Set the data down again, exactly as it reads, but without the pictures.

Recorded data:
•••••
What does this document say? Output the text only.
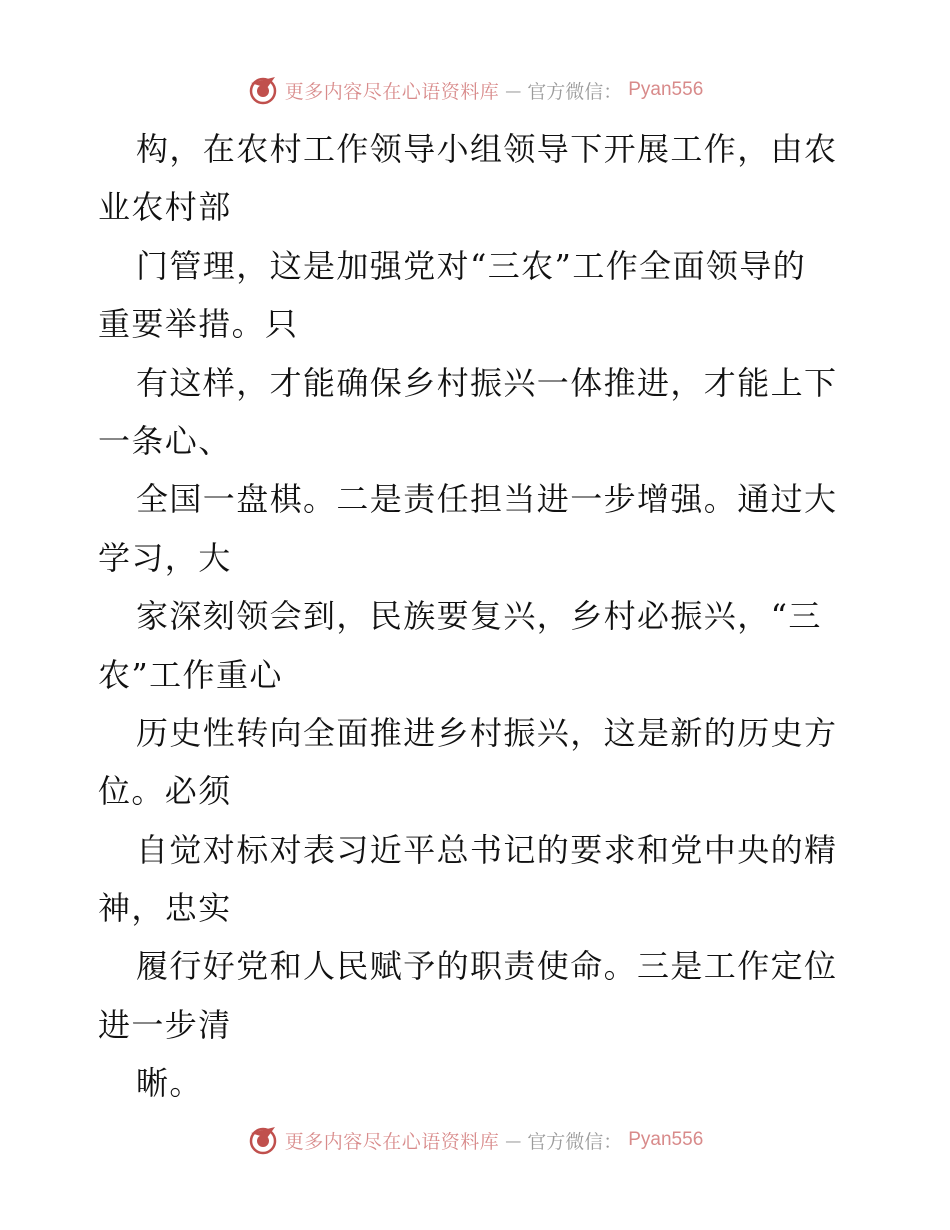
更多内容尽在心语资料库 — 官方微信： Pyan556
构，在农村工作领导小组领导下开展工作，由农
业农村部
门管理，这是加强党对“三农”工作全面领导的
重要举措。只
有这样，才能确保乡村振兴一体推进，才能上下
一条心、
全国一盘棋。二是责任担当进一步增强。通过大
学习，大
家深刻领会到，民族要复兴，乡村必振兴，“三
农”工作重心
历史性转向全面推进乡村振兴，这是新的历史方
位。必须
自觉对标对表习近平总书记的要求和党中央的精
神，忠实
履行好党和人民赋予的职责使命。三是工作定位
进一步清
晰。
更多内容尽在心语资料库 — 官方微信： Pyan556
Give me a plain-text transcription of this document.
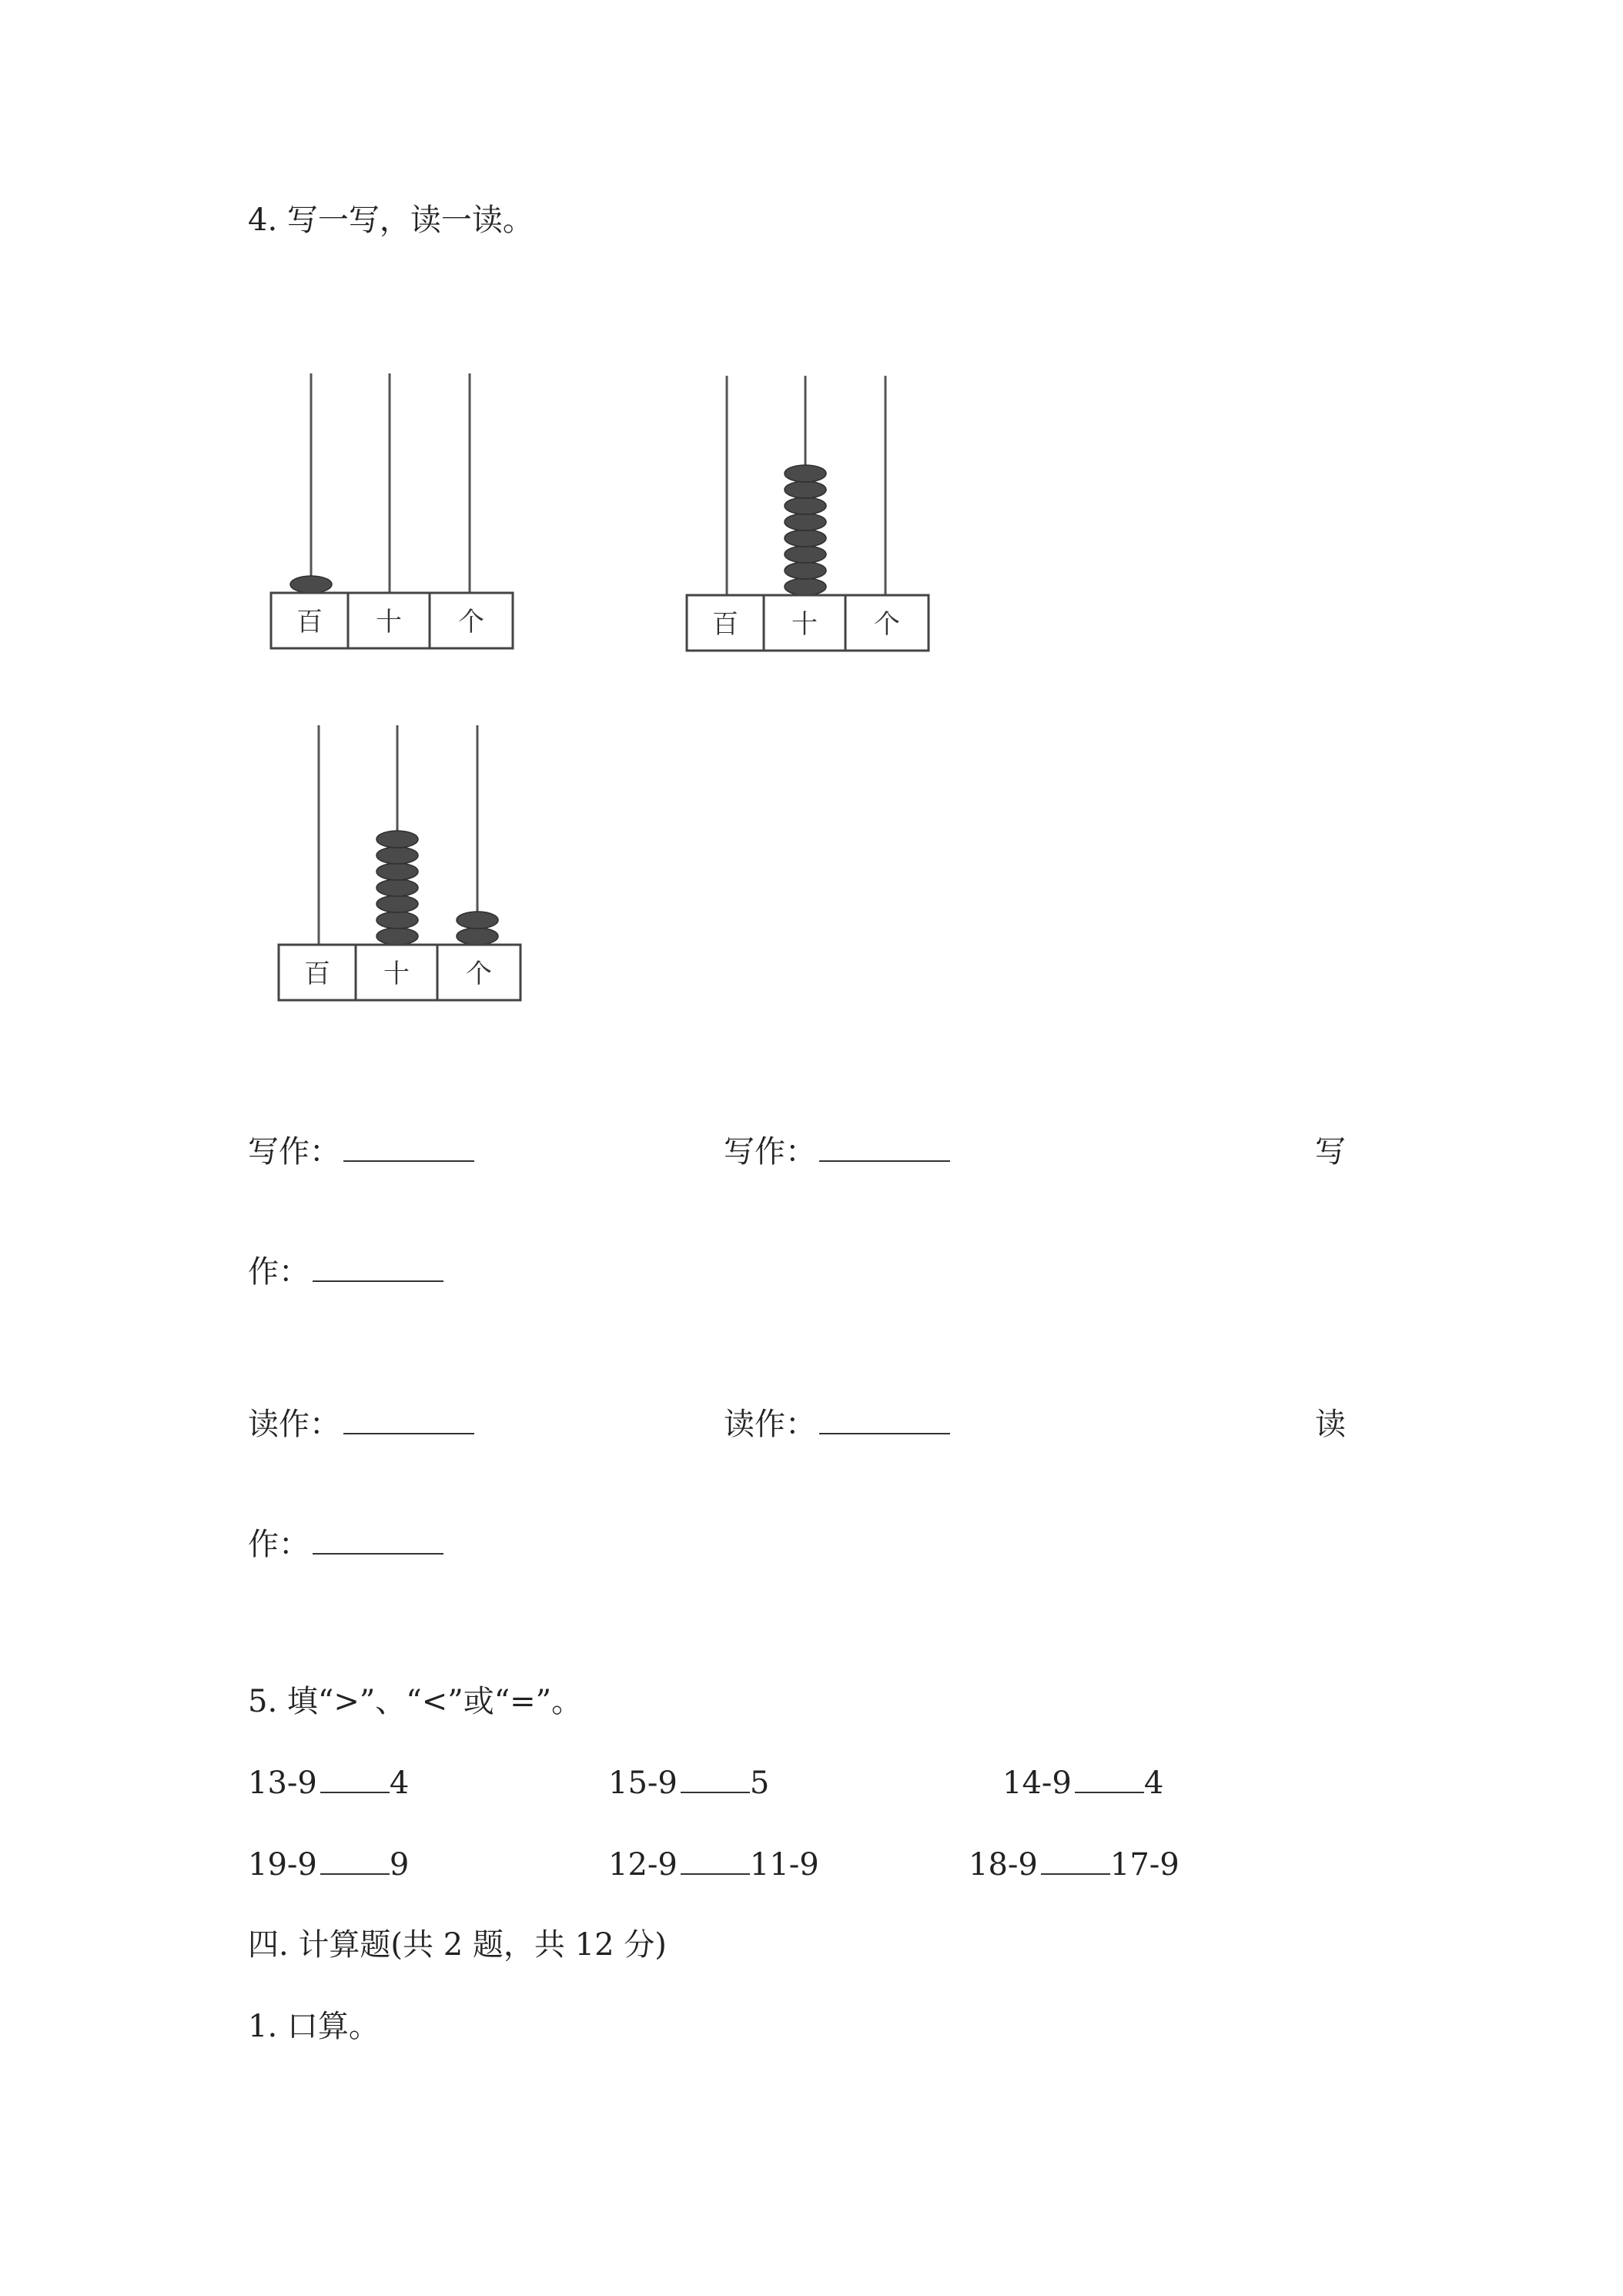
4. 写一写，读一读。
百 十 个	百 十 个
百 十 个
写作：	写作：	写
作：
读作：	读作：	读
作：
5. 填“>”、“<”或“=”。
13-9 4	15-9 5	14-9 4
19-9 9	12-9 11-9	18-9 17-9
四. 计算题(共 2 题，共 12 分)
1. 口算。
•••••
Result for this task>
What does this document say? Output the text only.
更多内容尽在心语资料库 — 官方微信： Pyan556
构，在农村工作领导小组领导下开展工作，由农
业农村部
门管理，这是加强党对“三农”工作全面领导的
重要举措。只
有这样，才能确保乡村振兴一体推进，才能上下
一条心、
全国一盘棋。二是责任担当进一步增强。通过大
学习，大
家深刻领会到，民族要复兴，乡村必振兴，“三
农”工作重心
历史性转向全面推进乡村振兴，这是新的历史方
位。必须
自觉对标对表习近平总书记的要求和党中央的精
神，忠实
履行好党和人民赋予的职责使命。三是工作定位
进一步清
晰。
更多内容尽在心语资料库 — 官方微信： Pyan556
Give me a plain-text transcription of this document.
4. 写一写，读一读。
百 十 个	百 十 个
百 十 个
写作：	写作：	写
作：
读作：	读作：	读
作：
5. 填“>”、“<”或“=”。
13-9 4	15-9 5	14-9 4
19-9 9	12-9 11-9	18-9 17-9
四. 计算题(共 2 题，共 12 分)
1. 口算。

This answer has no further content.